Return all of the data exactly as written, without the pictures.

- _Extracted records_
___
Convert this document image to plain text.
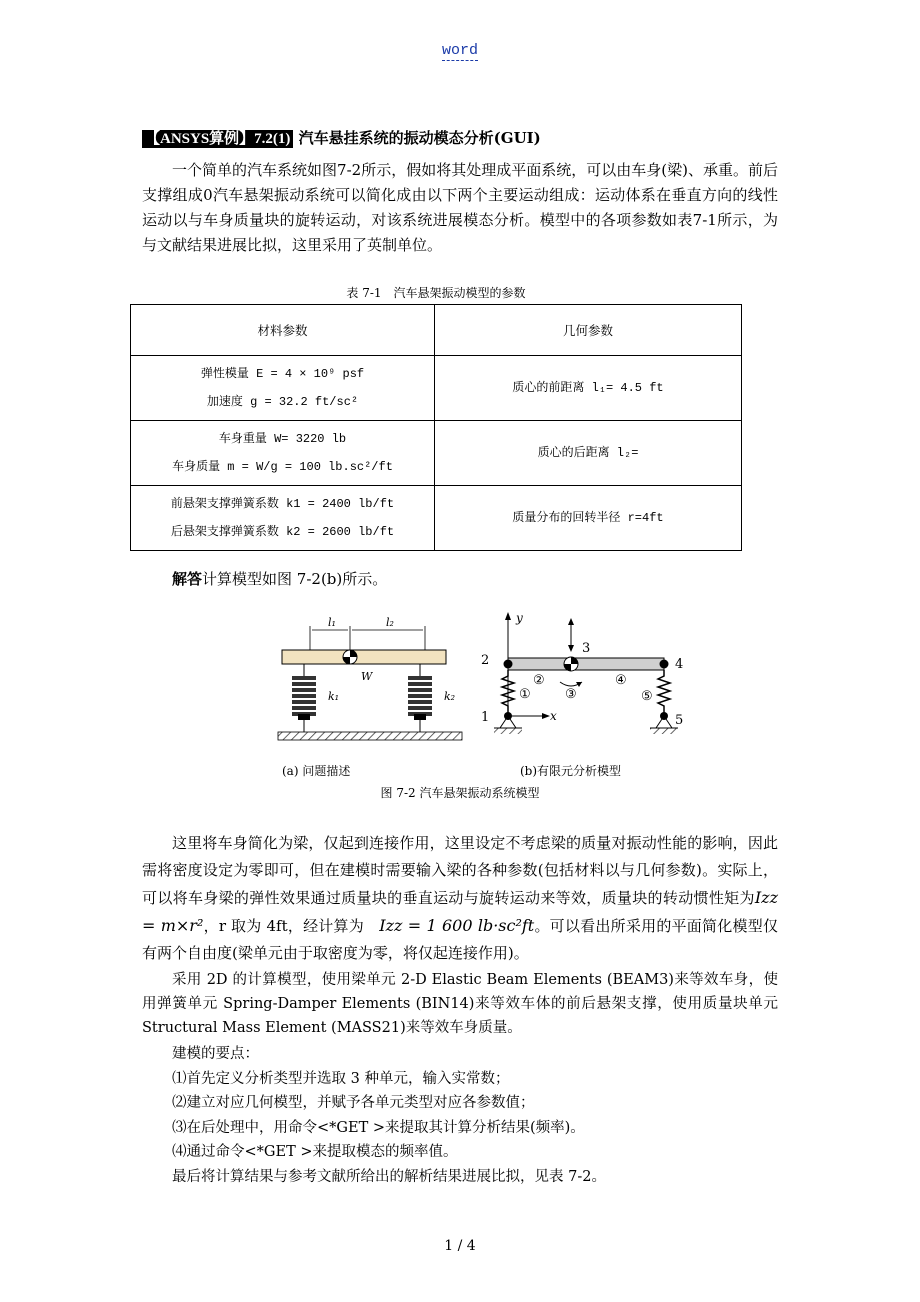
word
【ANSYS算例】7.2(1) 汽车悬挂系统的振动模态分析(GUI)

一个简单的汽车系统如图7-2所示，假如将其处理成平面系统，可以由车身(梁)、承重。前后支撑组成0汽车悬架振动系统可以简化成由以下两个主要运动组成：运动体系在垂直方向的线性运动以与车身质量块的旋转运动，对该系统进展模态分析。模型中的各项参数如表7-1所示，为与文献结果进展比拟，这里采用了英制单位。

表 7-1　汽车悬架振动模型的参数
材料参数	几何参数

弹性模量 E = 4 × 10⁹ psf
加速度 g = 32.2 ft/sc²	质心的前距离 l₁= 4.5 ft

车身重量 W= 3220 lb
车身质量 m = W/g = 100 lb.sc²/ft	质心的后距离 l₂=

前悬架支撑弹簧系数 k1 = 2400 lb/ft
后悬架支撑弹簧系数 k2 = 2600 lb/ft	质量分布的回转半径 r=4ft
解答计算模型如图 7-2(b)所示。
l₁	l₂
W
k₁	k₂
y
x
1
2
3
4
5
①
②
③
④
⑤
(a) 问题描述	(b)有限元分析模型
图 7-2 汽车悬架振动系统模型

这里将车身简化为梁，仅起到连接作用，这里设定不考虑梁的质量对振动性能的影响，因此需将密度设定为零即可，但在建模时需要输入梁的各种参数(包括材料以与几何参数)。实际上，可以将车身梁的弹性效果通过质量块的垂直运动与旋转运动来等效，质量块的转动惯性矩为Izz = m×r²，r 取为 4ft，经计算为　 Izz = 1 600 lb·sc²ft。可以看出所采用的平面简化模型仅有两个自由度(梁单元由于取密度为零，将仅起连接作用)。

采用 2D 的计算模型，使用梁单元 2-D Elastic Beam Elements (BEAM3)来等效车身，使用弹簧单元 Spring-Damper Elements (BIN14)来等效车体的前后悬架支撑，使用质量块单元 Structural Mass Element (MASS21)来等效车身质量。

建模的要点：
⑴首先定义分析类型并选取 3 种单元，输入实常数；
⑵建立对应几何模型，并赋予各单元类型对应各参数值；
⑶在后处理中，用命令<*GET >来提取其计算分析结果(频率)。
⑷通过命令<*GET >来提取模态的频率值。
最后将计算结果与参考文献所给出的解析结果进展比拟，见表 7-2。
1 / 4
___
- _Result_
Convert this document image to plain text.
word
【ANSYS算例】7.2(1) 汽车悬挂系统的振动模态分析(GUI)

一个简单的汽车系统如图7-2所示，假如将其处理成平面系统，可以由车身(梁)、承重。前后支撑组成0汽车悬架振动系统可以简化成由以下两个主要运动组成：运动体系在垂直方向的线性运动以与车身质量块的旋转运动，对该系统进展模态分析。模型中的各项参数如表7-1所示，为与文献结果进展比拟，这里采用了英制单位。

表 7-1　汽车悬架振动模型的参数
材料参数	几何参数

弹性模量 E = 4 × 10⁹ psf
加速度 g = 32.2 ft/sc²	质心的前距离 l₁= 4.5 ft

车身重量 W= 3220 lb
车身质量 m = W/g = 100 lb.sc²/ft	质心的后距离 l₂=

前悬架支撑弹簧系数 k1 = 2400 lb/ft
后悬架支撑弹簧系数 k2 = 2600 lb/ft	质量分布的回转半径 r=4ft
解答计算模型如图 7-2(b)所示。
l₁	l₂
W
k₁	k₂
y
x
1
2
3
4
5
①
②
③
④
⑤
(a) 问题描述	(b)有限元分析模型
图 7-2 汽车悬架振动系统模型

这里将车身简化为梁，仅起到连接作用，这里设定不考虑梁的质量对振动性能的影响，因此需将密度设定为零即可，但在建模时需要输入梁的各种参数(包括材料以与几何参数)。实际上，可以将车身梁的弹性效果通过质量块的垂直运动与旋转运动来等效，质量块的转动惯性矩为Izz = m×r²，r 取为 4ft，经计算为　 Izz = 1 600 lb·sc²ft。可以看出所采用的平面简化模型仅有两个自由度(梁单元由于取密度为零，将仅起连接作用)。

采用 2D 的计算模型，使用梁单元 2-D Elastic Beam Elements (BEAM3)来等效车身，使用弹簧单元 Spring-Damper Elements (BIN14)来等效车体的前后悬架支撑，使用质量块单元 Structural Mass Element (MASS21)来等效车身质量。

建模的要点：
⑴首先定义分析类型并选取 3 种单元，输入实常数；
⑵建立对应几何模型，并赋予各单元类型对应各参数值；
⑶在后处理中，用命令<*GET >来提取其计算分析结果(频率)。
⑷通过命令<*GET >来提取模态的频率值。
最后将计算结果与参考文献所给出的解析结果进展比拟，见表 7-2。
1 / 4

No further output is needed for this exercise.